- _WORK REQUIRED_:
Copy out the lines that include the word "University".
※ ※ ※
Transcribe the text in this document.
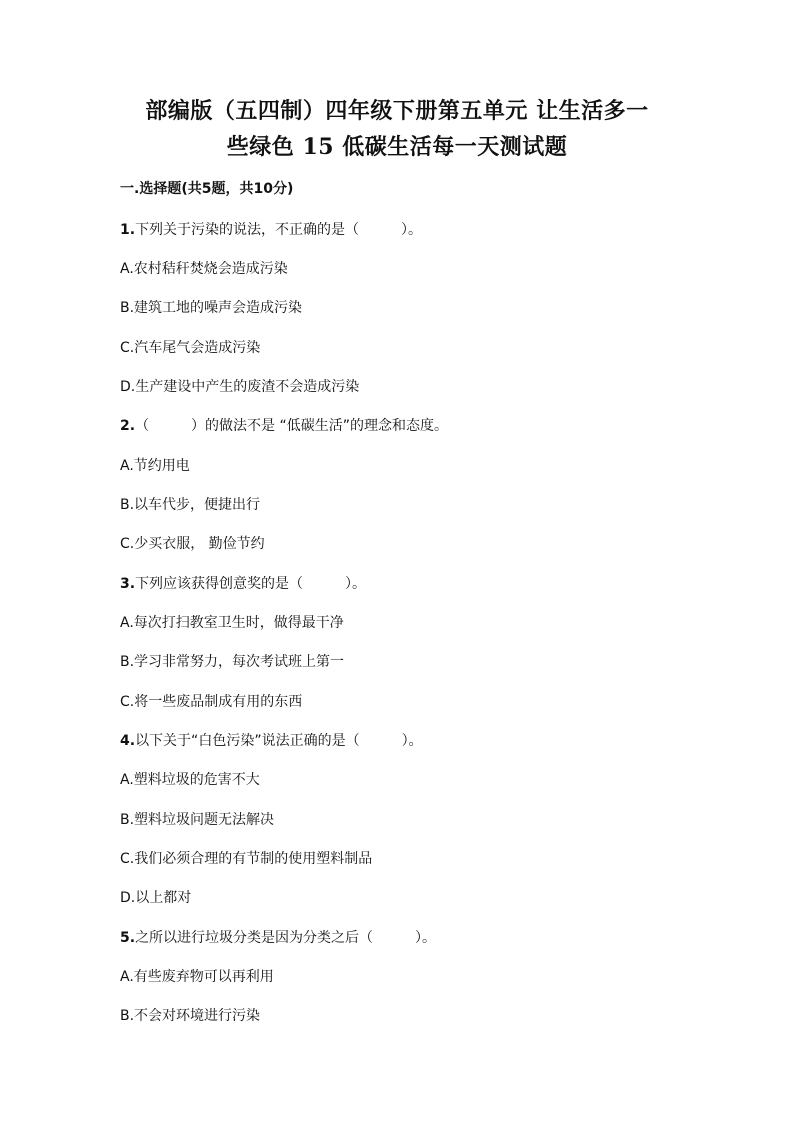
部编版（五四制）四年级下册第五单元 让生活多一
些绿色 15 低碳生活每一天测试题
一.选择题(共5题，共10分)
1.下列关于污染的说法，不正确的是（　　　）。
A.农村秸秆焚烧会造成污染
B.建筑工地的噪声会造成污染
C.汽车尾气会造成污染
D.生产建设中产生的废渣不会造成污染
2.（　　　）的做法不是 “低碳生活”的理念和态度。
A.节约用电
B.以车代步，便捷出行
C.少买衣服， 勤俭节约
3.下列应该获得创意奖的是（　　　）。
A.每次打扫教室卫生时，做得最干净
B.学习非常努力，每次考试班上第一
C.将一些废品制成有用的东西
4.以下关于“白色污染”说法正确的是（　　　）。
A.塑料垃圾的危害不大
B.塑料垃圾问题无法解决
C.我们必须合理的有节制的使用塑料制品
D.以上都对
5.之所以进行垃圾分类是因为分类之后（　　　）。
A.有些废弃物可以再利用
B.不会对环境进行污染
※ ※ ※
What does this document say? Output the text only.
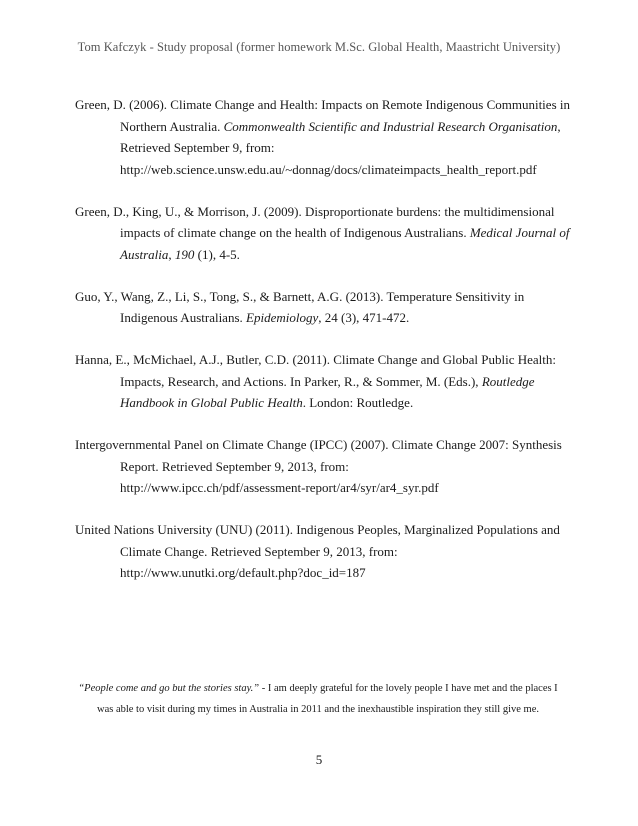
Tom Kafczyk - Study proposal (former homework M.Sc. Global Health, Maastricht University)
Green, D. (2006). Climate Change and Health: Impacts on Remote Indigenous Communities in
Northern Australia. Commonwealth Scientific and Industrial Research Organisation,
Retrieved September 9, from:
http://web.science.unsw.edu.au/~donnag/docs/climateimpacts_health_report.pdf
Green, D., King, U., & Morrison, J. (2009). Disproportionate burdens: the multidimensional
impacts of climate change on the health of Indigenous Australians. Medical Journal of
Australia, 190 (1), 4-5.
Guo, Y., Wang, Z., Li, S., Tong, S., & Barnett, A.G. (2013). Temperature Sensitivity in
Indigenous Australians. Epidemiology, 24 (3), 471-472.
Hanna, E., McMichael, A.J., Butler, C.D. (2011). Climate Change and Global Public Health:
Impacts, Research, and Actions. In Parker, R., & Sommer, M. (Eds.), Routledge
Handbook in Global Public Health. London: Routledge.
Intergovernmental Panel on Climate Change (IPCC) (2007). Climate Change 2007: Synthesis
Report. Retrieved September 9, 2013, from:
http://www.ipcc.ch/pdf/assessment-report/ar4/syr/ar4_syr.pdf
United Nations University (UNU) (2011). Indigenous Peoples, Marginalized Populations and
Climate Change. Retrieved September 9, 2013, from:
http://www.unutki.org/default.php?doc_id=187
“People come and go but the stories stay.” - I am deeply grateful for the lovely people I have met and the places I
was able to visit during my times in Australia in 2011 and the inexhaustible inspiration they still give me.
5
※ ※ ※
- _FULL SOLUTION_:
Tom Kafczyk - Study proposal (former homework M.Sc. Global Health, Maastricht University)
United Nations University (UNU) (2011). Indigenous Peoples, Marginalized Populations and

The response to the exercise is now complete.